**Instructions for the task**
Put the lines from the line containing "texture-checkbox[interactable] bbox=[957, 383, 969, 394]" through the line containing "style-swatch[interactable]: Aa bbox=[58, 573, 116, 607]", both included, into a numbered list, omitting any blank lines.

::: Data :::

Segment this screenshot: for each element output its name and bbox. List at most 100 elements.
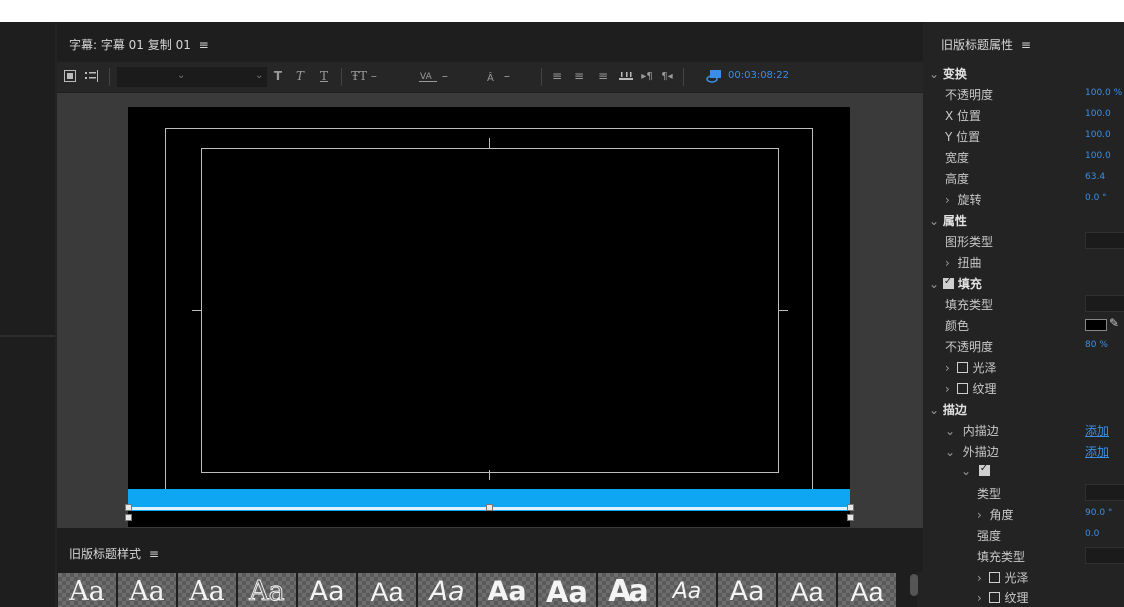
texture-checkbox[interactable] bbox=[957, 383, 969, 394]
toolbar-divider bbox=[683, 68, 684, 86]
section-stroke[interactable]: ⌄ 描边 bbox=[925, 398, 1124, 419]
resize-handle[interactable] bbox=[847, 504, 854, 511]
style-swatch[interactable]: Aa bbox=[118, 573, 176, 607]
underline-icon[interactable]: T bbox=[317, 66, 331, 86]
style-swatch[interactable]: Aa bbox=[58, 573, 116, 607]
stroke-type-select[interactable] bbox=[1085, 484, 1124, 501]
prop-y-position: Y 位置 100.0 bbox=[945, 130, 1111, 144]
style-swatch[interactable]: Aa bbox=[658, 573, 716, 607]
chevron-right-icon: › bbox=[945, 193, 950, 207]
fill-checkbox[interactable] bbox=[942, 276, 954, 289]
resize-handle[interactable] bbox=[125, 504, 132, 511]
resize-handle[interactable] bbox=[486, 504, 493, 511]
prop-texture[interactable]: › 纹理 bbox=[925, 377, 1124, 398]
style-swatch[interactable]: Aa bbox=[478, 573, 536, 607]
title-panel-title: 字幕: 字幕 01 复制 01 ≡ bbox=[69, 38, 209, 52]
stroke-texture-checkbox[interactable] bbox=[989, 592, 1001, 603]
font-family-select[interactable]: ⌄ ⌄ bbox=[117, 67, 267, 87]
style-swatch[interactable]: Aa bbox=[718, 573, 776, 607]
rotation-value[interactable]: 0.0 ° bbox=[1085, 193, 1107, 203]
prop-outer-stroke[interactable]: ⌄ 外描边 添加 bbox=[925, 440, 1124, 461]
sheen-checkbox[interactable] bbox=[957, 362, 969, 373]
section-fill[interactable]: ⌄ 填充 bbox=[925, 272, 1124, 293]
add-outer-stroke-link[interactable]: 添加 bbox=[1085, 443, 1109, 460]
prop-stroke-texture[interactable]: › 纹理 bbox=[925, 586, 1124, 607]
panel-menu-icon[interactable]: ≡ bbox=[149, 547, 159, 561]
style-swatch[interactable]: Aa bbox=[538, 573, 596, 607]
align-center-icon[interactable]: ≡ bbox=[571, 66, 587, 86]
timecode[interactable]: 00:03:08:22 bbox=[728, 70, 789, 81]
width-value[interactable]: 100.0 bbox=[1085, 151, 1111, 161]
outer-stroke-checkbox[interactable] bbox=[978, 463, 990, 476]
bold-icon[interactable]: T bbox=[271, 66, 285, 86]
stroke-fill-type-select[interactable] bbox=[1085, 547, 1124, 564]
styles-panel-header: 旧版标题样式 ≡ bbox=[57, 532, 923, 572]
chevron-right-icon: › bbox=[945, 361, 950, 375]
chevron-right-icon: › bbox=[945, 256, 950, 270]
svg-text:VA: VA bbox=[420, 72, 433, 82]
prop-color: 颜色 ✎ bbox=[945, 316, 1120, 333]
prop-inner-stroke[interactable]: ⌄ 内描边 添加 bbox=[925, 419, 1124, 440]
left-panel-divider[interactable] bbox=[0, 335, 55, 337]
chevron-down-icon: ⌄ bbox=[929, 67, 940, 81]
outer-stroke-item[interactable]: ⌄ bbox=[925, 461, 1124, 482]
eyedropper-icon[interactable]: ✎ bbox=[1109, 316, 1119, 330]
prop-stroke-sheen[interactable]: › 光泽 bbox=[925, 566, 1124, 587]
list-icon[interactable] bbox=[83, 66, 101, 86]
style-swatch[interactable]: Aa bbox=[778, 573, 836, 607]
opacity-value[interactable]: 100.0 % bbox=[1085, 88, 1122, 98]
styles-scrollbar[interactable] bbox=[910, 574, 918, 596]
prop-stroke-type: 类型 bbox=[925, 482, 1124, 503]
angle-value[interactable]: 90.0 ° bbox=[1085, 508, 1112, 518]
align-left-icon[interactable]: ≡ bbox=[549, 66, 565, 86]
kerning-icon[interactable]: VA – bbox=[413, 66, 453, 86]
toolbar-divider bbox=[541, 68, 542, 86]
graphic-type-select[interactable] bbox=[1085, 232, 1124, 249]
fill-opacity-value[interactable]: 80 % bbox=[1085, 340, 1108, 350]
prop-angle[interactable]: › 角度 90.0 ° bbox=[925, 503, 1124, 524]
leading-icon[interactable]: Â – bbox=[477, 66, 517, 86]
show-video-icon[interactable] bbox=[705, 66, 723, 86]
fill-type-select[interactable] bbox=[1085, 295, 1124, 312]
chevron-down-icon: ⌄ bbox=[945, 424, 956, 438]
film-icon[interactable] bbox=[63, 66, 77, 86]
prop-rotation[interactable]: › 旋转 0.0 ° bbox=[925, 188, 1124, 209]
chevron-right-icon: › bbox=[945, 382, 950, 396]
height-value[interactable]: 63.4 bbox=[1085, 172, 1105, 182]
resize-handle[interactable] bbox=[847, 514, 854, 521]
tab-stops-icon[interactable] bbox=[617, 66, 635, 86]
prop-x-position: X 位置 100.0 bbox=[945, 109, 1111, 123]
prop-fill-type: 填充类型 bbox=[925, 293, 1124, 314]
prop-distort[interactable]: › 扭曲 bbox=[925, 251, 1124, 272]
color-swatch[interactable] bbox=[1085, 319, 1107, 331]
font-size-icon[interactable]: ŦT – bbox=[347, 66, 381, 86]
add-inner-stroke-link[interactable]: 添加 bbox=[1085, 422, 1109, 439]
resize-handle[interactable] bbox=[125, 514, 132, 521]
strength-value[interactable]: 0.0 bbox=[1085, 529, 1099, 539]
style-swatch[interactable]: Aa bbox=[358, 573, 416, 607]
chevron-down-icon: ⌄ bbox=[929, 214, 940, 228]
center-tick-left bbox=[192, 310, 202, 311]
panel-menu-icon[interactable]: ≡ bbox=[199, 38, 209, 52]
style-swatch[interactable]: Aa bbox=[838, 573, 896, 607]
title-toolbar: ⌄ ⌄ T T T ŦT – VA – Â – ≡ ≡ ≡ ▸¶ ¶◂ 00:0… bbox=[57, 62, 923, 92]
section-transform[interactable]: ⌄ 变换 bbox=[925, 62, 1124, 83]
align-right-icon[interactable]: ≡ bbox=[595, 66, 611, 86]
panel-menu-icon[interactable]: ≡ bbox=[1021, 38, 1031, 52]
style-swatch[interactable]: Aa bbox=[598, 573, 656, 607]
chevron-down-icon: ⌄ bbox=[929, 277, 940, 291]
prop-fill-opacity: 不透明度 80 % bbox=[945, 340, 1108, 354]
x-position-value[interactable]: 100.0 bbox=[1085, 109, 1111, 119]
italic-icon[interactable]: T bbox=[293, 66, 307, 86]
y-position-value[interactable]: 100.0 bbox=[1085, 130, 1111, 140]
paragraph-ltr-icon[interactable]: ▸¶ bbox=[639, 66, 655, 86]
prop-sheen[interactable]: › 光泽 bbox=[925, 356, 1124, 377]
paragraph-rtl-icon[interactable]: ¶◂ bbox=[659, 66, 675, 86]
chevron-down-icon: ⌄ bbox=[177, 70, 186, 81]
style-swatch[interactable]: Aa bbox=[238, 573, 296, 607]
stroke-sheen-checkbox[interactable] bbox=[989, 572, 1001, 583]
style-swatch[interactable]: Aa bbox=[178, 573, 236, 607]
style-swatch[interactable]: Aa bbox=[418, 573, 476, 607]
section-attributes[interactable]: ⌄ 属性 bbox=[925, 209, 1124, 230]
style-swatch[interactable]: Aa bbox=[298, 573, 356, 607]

:::

**Answer to the problem**
1. texture-checkbox[interactable] bbox=[957, 383, 969, 394]
2. toolbar-divider bbox=[683, 68, 684, 86]
3. section-stroke[interactable]: ⌄ 描边 bbox=[925, 398, 1124, 419]
4. resize-handle[interactable] bbox=[847, 504, 854, 511]
5. style-swatch[interactable]: Aa bbox=[118, 573, 176, 607]
6. underline-icon[interactable]: T bbox=[317, 66, 331, 86]
7. style-swatch[interactable]: Aa bbox=[58, 573, 116, 607]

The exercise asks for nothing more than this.